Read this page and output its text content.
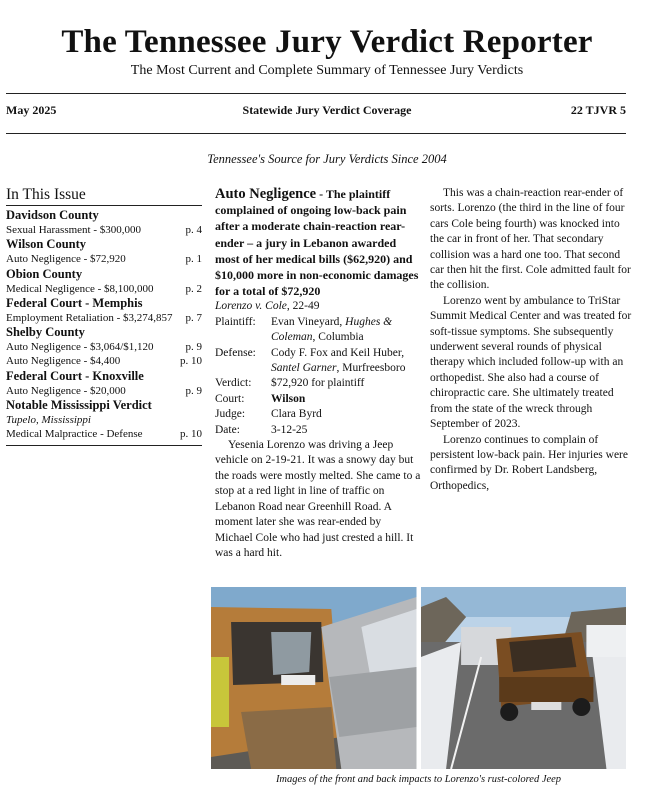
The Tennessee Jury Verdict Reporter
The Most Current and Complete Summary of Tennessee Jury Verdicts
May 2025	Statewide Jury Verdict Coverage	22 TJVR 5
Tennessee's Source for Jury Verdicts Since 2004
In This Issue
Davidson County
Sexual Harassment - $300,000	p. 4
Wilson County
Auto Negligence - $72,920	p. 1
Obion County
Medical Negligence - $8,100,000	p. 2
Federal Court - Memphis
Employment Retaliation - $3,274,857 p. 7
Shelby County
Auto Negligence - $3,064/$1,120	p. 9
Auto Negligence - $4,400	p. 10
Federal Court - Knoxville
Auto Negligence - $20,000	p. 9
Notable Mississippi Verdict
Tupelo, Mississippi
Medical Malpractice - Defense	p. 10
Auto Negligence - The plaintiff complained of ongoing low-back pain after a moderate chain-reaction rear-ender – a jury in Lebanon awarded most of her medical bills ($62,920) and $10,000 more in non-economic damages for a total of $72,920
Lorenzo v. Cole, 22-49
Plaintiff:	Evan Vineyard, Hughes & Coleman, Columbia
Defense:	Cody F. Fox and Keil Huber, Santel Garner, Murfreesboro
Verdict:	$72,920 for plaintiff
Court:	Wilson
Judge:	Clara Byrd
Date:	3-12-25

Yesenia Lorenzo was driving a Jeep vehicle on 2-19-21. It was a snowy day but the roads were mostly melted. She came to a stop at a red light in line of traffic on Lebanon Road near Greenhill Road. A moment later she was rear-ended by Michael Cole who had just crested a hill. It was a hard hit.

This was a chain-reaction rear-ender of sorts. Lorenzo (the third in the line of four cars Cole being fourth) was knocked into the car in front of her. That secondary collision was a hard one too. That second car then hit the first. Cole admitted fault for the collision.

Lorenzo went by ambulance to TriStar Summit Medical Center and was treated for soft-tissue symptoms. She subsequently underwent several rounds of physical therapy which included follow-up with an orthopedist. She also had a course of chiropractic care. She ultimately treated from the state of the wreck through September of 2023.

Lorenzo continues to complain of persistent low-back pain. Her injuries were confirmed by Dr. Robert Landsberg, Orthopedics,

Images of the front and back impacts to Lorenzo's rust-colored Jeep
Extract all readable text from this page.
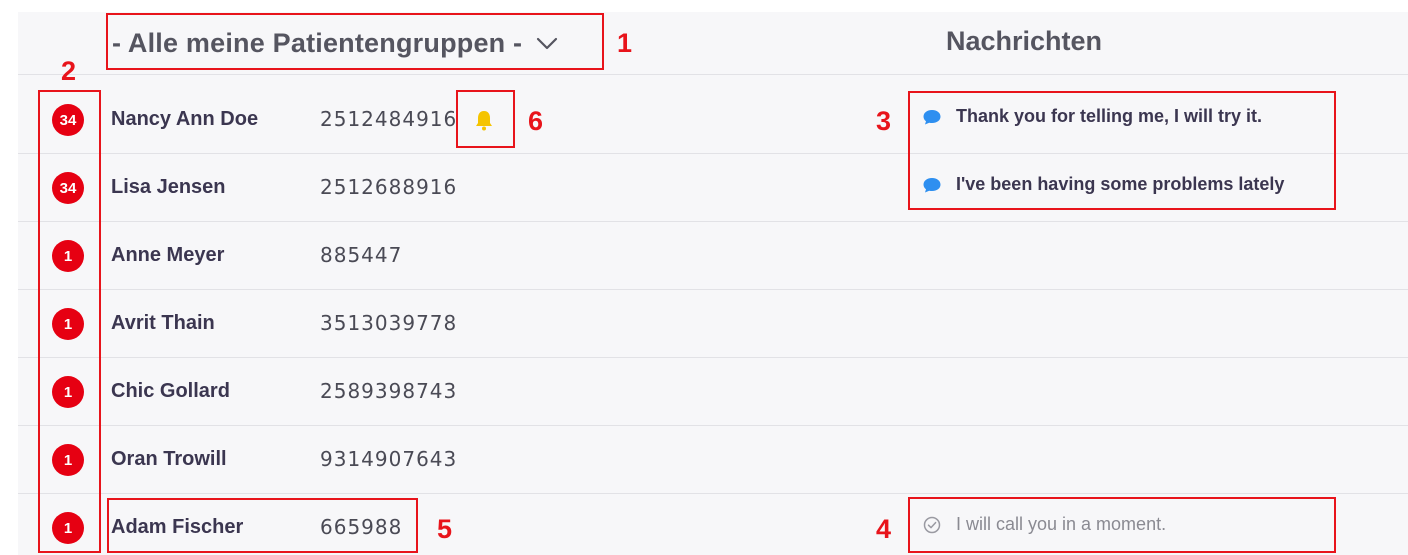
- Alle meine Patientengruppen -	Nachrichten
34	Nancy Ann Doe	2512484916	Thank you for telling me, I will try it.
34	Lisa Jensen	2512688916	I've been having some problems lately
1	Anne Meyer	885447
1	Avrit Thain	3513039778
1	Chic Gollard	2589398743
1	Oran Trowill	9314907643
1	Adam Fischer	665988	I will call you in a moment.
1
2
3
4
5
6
■ ■ ■ ■
== WRITTEN PROBLEM ==
Show every line that contains the word "chain".

== EXERCISE RESULT ==
Auto Negligence - The plaintiff complained of ongoing low-back pain after a moderate chain-reaction rear-ender – a jury in Lebanon awarded most of her medical bills ($62,920) and $10,000 more in non-economic damages for a total of $72,920
This was a chain-reaction rear-ender of sorts. Lorenzo (the third in the line of four cars Cole being fourth) was knocked into the car in front of her. That secondary collision was a hard one too. That second car then hit the first. Cole admitted fault for the collision.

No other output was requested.